Task prompt
Find out how many lines of the material contain the string "sliced" and give only that figure.

Data to process
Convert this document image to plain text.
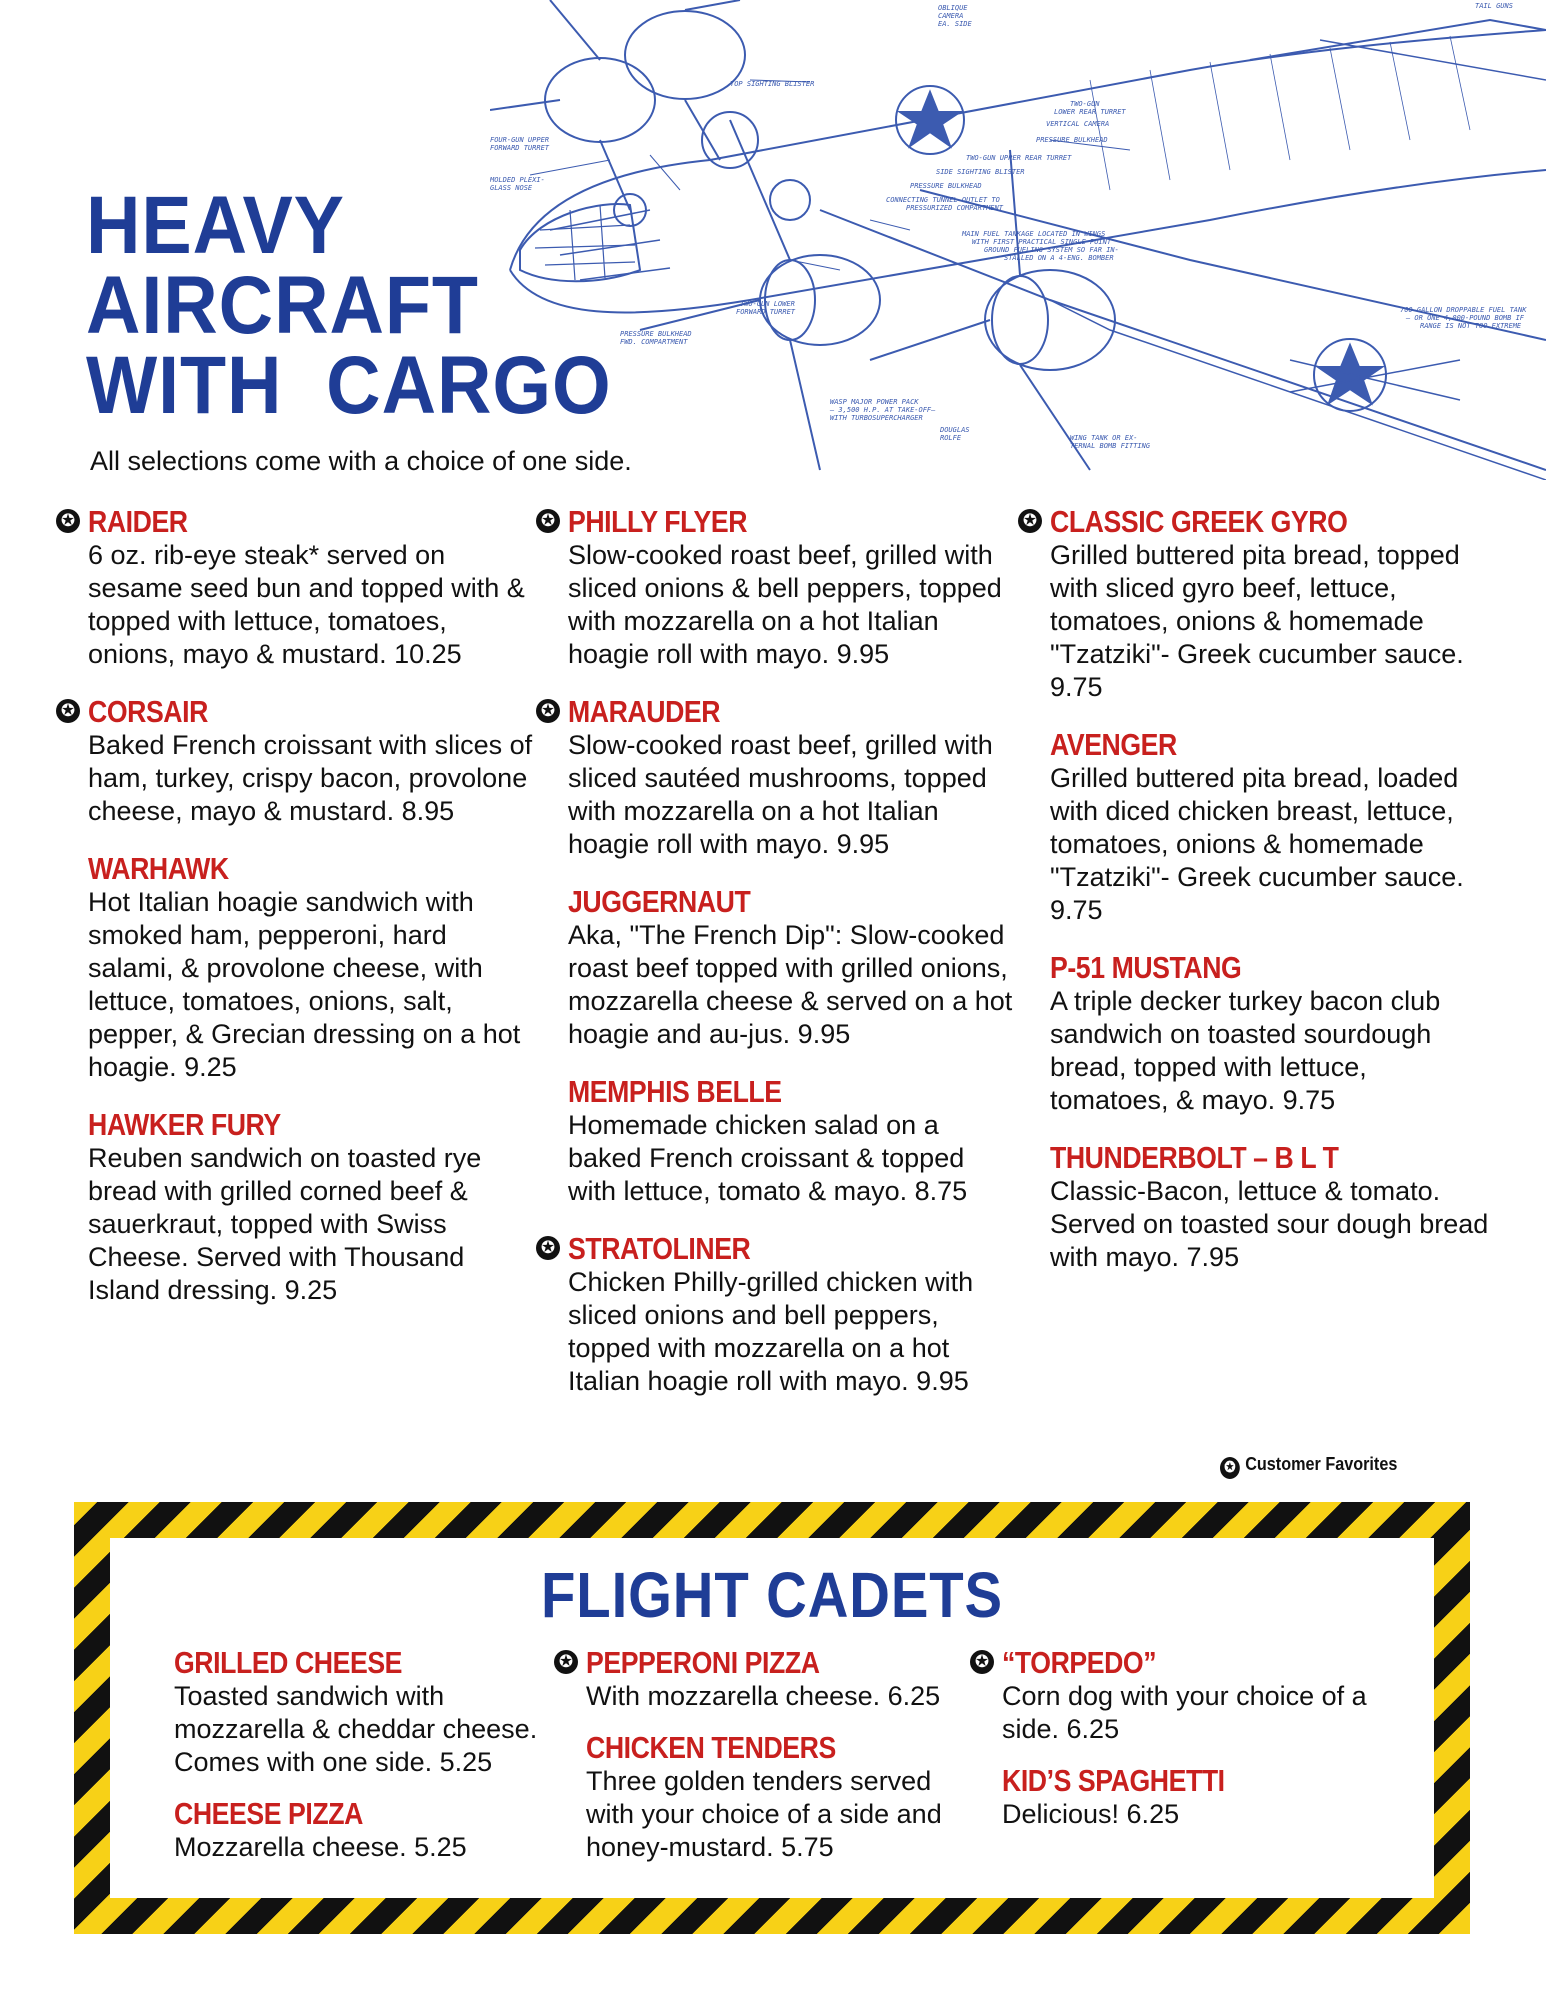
TAIL GUNS
OBLIQUE
CAMERA
EA. SIDE
TOP SIGHTING BLISTER
TWO-GUN
LOWER REAR TURRET
VERTICAL CAMERA
PRESSURE BULKHEAD
TWO-GUN UPPER REAR TURRET
SIDE SIGHTING BLISTER
PRESSURE BULKHEAD
CONNECTING TUNNEL OUTLET TO
PRESSURIZED COMPARTMENT
FOUR-GUN UPPER
FORWARD TURRET
MOLDED PLEXI-
GLASS NOSE
MAIN FUEL TANKAGE LOCATED IN WINGS
WITH FIRST PRACTICAL SINGLE-POINT
GROUND FUELING SYSTEM SO FAR IN-
STALLED ON A 4-ENG. BOMBER
TWO-GUN LOWER
FORWARD TURRET
PRESSURE BULKHEAD
FWD. COMPARTMENT
700-GALLON DROPPABLE FUEL TANK
— OR ONE 4,000-POUND BOMB IF
RANGE IS NOT TOO EXTREME
WASP MAJOR POWER PACK
— 3,500 H.P. AT TAKE-OFF—
WITH TURBOSUPERCHARGER
DOUGLAS
ROLFE	WING TANK OR EX-
TERNAL BOMB FITTING
HEAVY
AIRCRAFT
WITH  CARGO
All selections come with a choice of one side.
✪ RAIDER
6 oz. rib-eye steak* served on sesame seed bun and topped with & topped with lettuce, tomatoes, onions, mayo & mustard. 10.25
✪ CORSAIR
Baked French croissant with slices of ham, turkey, crispy bacon, provolone cheese, mayo & mustard. 8.95
WARHAWK
Hot Italian hoagie sandwich with smoked ham, pepperoni, hard salami, & provolone cheese, with lettuce, tomatoes, onions, salt, pepper, & Grecian dressing on a hot hoagie. 9.25
HAWKER FURY
Reuben sandwich on toasted rye bread with grilled corned beef & sauerkraut, topped with Swiss Cheese. Served with Thousand Island dressing. 9.25
✪ PHILLY FLYER
Slow-cooked roast beef, grilled with sliced onions & bell peppers, topped with mozzarella on a hot Italian hoagie roll with mayo. 9.95
✪ MARAUDER
Slow-cooked roast beef, grilled with sliced sautéed mushrooms, topped with mozzarella on a hot Italian hoagie roll with mayo. 9.95
JUGGERNAUT
Aka, "The French Dip": Slow-cooked roast beef topped with grilled onions, mozzarella cheese & served on a hot hoagie and au-jus. 9.95
MEMPHIS BELLE
Homemade chicken salad on a baked French croissant & topped with lettuce, tomato & mayo. 8.75
✪ STRATOLINER
Chicken Philly-grilled chicken with sliced onions and bell peppers, topped with mozzarella on a hot Italian hoagie roll with mayo. 9.95
✪ CLASSIC GREEK GYRO
Grilled buttered pita bread, topped with sliced gyro beef, lettuce, tomatoes, onions & homemade "Tzatziki"- Greek cucumber sauce. 9.75
AVENGER
Grilled buttered pita bread, loaded with diced chicken breast, lettuce, tomatoes, onions & homemade "Tzatziki"- Greek cucumber sauce. 9.75
P-51 MUSTANG
A triple decker turkey bacon club sandwich on toasted sourdough bread, topped with lettuce, tomatoes, & mayo. 9.75
THUNDERBOLT – B L T
Classic-Bacon, lettuce & tomato. Served on toasted sour dough bread with mayo. 7.95
✪ Customer Favorites
FLIGHT CADETS
GRILLED CHEESE
Toasted sandwich with mozzarella & cheddar cheese. Comes with one side. 5.25
CHEESE PIZZA
Mozzarella cheese. 5.25
✪ PEPPERONI PIZZA
With mozzarella cheese. 6.25
CHICKEN TENDERS
Three golden tenders served with your choice of a side and honey-mustard. 5.75
✪ “TORPEDO”
Corn dog with your choice of a side. 6.25
KID’S SPAGHETTI
Delicious! 6.25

Correct output
4